--- BEGIN PROVIDED MATERIAL ---
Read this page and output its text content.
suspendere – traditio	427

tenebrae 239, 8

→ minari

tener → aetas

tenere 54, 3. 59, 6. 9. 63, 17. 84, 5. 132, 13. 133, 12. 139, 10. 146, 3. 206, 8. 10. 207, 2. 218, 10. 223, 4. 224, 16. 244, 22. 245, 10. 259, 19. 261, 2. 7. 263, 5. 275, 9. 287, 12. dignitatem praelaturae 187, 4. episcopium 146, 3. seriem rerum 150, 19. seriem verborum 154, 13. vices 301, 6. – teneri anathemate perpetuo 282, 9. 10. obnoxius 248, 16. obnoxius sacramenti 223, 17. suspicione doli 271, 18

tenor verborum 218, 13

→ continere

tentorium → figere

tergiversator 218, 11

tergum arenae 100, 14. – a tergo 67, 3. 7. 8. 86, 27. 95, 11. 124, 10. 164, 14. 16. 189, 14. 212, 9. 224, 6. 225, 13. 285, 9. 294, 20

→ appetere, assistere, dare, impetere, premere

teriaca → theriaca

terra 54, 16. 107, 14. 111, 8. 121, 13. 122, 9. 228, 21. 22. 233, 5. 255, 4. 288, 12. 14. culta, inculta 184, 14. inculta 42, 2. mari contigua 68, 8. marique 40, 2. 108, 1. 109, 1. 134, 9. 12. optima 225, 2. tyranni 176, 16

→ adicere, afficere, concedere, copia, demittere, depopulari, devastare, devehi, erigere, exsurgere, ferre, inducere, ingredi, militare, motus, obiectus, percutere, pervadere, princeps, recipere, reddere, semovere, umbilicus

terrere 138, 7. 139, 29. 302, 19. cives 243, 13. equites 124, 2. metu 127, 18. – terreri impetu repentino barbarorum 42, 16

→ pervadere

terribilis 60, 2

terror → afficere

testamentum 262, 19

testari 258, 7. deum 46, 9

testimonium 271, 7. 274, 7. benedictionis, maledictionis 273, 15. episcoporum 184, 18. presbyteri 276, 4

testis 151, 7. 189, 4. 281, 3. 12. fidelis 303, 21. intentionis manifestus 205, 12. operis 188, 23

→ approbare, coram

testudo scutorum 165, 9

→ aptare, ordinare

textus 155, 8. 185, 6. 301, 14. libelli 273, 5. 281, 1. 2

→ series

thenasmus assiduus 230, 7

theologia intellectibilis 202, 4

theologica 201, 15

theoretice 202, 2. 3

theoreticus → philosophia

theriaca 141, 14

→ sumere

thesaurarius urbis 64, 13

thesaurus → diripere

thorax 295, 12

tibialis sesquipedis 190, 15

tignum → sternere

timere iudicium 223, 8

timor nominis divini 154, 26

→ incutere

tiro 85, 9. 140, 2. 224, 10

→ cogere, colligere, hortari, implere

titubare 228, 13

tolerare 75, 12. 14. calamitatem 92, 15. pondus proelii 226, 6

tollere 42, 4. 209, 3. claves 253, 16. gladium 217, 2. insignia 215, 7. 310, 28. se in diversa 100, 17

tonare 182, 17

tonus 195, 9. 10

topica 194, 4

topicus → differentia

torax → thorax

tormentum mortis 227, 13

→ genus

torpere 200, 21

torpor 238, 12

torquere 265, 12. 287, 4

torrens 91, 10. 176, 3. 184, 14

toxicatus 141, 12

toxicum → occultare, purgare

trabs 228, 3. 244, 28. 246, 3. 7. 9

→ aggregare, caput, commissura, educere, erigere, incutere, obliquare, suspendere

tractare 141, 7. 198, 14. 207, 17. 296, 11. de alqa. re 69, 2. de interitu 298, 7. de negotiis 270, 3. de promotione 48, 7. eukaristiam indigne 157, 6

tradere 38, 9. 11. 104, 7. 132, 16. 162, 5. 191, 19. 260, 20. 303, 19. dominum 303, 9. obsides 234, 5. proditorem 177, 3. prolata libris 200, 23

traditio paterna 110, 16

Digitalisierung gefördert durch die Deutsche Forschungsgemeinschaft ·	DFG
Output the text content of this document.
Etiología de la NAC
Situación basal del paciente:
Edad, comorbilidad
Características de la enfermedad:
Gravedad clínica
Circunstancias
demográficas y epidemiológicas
--- END PROVIDED MATERIAL ---
# [DIRECTIONS FOR THIS TASK]
From the entries above, copy each line holding "traditio".

# [SOLUTION BELOW]
suspendere – traditio	427
traditio paterna 110, 16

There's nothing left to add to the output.